- _What to produce_: Take every line containing "Área" out of the records.

*** Block opens ***

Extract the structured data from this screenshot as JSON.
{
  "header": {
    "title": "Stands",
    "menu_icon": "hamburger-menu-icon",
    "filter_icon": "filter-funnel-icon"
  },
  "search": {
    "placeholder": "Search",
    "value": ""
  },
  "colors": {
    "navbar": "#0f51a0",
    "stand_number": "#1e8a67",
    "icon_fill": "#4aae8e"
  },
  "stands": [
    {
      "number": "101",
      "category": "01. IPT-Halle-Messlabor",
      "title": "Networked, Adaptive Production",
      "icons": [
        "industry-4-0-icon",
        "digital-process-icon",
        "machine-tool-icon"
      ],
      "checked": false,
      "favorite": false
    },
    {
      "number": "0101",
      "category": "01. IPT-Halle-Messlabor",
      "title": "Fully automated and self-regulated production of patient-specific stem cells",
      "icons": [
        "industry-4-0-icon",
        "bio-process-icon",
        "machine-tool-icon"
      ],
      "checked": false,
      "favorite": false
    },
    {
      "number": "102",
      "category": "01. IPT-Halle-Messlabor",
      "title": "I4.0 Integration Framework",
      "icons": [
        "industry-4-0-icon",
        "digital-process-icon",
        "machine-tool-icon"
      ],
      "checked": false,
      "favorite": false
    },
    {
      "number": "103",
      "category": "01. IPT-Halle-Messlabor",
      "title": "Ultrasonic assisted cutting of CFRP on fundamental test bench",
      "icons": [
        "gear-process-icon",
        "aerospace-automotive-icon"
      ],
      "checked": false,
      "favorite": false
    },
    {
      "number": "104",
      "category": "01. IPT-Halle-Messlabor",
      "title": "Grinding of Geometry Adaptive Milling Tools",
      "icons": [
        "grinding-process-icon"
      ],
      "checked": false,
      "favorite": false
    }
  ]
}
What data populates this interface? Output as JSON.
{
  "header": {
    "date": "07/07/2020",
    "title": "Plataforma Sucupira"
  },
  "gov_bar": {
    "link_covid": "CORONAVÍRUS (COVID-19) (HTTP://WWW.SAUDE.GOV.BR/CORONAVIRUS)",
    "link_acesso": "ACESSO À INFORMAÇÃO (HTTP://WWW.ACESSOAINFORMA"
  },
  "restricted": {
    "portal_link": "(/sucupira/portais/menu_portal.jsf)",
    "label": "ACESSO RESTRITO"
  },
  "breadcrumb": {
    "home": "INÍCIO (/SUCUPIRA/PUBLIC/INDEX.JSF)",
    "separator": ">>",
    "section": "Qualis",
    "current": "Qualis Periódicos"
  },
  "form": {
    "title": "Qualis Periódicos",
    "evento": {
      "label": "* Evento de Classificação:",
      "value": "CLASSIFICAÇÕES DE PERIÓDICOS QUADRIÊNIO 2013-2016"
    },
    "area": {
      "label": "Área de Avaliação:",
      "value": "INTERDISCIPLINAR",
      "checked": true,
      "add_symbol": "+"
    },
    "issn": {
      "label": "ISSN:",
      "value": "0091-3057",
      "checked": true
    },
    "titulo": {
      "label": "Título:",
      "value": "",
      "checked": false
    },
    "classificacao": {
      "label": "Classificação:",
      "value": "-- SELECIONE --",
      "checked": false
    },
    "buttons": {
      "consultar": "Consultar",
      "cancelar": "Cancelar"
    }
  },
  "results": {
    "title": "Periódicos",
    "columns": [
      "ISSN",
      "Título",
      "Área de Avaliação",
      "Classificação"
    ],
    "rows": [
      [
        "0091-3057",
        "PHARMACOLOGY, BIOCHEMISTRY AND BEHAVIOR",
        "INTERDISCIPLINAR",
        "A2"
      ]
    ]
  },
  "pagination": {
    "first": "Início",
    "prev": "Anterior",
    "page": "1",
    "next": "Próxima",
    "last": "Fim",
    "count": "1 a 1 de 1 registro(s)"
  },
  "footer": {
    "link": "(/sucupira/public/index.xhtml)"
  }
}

*** Block closes ***

- _Expected output_:
      "label": "Área de Avaliação:",
      "Área de Avaliação",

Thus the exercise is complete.